- **Exercise**
From the entries below, list each line with "source".
■ ■ ■ ■ ■ ■ ■
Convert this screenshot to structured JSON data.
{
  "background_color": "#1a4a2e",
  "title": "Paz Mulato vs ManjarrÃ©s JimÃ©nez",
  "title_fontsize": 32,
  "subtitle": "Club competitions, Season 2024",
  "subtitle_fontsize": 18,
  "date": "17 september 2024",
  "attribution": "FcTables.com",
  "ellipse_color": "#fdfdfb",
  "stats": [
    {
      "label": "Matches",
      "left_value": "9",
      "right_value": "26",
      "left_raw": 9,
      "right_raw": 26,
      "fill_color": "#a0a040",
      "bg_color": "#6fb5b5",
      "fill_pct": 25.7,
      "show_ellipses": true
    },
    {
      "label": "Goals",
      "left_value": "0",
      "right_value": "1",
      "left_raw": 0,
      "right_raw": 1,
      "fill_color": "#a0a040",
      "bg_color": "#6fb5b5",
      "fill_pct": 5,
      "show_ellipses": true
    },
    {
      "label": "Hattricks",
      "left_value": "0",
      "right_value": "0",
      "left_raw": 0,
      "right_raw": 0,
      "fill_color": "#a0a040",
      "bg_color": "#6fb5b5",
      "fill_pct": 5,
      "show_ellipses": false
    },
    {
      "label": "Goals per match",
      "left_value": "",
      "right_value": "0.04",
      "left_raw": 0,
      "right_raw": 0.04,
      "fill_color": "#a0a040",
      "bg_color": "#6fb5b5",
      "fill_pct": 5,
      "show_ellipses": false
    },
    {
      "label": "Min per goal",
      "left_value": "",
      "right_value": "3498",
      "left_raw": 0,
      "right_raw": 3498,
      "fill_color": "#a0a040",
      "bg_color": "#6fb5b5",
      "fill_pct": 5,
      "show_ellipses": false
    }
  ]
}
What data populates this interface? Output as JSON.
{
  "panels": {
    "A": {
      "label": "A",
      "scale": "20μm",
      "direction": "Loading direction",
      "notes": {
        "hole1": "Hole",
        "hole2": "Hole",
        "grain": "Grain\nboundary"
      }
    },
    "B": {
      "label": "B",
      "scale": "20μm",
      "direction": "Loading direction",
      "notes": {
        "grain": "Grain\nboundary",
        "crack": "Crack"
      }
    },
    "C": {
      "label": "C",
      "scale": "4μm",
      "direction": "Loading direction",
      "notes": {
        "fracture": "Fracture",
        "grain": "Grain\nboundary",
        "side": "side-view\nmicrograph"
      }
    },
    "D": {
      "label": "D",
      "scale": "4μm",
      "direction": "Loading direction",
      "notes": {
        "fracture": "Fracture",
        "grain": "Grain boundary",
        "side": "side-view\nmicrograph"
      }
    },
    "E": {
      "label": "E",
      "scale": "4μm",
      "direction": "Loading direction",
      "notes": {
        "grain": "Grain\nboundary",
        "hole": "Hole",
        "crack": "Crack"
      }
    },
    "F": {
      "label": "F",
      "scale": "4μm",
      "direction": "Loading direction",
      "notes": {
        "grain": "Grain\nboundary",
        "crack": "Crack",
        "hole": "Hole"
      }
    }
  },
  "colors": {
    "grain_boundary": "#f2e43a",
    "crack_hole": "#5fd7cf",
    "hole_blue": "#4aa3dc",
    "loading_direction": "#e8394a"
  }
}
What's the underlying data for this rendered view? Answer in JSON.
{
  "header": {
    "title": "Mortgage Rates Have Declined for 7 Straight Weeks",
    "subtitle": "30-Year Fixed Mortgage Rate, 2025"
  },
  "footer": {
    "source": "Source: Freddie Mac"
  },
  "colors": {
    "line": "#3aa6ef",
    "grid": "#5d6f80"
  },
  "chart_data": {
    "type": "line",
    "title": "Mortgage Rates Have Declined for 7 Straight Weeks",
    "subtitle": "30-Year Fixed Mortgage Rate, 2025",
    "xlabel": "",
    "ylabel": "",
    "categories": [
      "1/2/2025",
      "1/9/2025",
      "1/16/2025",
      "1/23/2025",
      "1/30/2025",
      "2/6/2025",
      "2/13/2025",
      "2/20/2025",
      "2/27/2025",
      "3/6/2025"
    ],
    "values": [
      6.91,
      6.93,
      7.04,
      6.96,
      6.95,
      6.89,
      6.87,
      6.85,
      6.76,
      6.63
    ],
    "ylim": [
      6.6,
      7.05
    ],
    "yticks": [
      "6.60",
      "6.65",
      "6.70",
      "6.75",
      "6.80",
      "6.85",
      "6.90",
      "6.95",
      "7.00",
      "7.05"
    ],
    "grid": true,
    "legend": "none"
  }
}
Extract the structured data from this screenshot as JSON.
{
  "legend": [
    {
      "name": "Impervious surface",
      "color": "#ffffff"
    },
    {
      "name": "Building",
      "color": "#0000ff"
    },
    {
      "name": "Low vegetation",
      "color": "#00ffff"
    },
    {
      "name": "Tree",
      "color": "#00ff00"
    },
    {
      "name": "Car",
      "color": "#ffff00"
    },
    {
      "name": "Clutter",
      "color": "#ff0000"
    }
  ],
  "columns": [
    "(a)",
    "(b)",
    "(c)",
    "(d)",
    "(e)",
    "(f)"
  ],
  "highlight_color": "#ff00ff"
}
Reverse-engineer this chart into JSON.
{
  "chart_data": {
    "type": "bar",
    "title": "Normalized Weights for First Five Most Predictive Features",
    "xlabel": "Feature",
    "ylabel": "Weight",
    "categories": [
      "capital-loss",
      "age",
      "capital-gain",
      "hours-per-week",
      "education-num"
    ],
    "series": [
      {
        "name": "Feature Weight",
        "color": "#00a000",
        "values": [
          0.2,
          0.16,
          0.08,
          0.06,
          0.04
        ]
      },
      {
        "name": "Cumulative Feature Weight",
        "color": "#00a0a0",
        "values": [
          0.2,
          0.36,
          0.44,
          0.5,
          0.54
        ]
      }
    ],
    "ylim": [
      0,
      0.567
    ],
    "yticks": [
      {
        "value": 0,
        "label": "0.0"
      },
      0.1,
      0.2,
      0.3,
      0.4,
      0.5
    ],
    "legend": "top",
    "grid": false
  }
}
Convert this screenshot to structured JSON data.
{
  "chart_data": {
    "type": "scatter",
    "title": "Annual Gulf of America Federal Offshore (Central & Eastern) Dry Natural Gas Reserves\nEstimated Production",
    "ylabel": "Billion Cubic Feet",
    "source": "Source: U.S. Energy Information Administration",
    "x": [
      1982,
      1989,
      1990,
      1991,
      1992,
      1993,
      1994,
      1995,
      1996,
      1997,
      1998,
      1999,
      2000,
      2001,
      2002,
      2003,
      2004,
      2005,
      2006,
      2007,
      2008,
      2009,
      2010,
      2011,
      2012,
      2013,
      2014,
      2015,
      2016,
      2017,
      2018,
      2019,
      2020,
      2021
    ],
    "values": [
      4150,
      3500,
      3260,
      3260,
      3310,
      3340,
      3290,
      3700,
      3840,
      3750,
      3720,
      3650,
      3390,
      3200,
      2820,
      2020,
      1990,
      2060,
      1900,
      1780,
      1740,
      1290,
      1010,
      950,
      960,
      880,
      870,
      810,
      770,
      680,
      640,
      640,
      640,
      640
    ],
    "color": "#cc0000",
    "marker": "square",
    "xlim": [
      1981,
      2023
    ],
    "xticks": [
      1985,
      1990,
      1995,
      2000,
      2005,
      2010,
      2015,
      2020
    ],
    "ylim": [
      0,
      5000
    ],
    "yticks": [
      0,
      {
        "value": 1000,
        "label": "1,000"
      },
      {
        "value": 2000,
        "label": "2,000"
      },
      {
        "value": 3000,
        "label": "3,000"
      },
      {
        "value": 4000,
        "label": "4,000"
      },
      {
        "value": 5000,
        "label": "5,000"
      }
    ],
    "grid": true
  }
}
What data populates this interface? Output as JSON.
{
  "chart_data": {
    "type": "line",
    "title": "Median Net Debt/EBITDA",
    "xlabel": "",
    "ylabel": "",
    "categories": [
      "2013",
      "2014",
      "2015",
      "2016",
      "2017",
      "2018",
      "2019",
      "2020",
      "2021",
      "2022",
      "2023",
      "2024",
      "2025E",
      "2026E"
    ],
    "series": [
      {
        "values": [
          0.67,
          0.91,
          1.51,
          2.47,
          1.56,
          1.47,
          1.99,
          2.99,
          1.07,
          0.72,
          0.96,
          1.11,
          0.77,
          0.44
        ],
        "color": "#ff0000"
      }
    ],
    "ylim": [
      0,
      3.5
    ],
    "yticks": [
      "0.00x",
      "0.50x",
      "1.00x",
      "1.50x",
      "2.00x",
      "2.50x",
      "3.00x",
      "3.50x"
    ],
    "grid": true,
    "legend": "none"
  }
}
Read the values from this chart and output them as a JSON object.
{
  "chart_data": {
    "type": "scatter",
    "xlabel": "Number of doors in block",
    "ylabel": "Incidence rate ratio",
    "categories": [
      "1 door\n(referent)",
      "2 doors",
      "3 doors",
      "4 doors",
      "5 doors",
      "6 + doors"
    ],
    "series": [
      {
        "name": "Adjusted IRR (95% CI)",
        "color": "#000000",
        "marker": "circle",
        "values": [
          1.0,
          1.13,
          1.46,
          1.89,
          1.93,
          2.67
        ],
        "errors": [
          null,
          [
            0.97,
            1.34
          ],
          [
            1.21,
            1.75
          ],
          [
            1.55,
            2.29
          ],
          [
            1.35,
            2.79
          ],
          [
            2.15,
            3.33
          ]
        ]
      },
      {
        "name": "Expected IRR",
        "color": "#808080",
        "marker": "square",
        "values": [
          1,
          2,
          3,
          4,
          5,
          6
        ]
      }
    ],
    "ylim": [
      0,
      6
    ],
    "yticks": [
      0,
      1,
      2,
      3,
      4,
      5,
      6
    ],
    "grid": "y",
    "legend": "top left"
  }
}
■ ■ ■ ■ ■ ■ ■
- **Exercise result**
    "source": "Source: Freddie Mac"
    "source": "Source: U.S. Energy Information Administration",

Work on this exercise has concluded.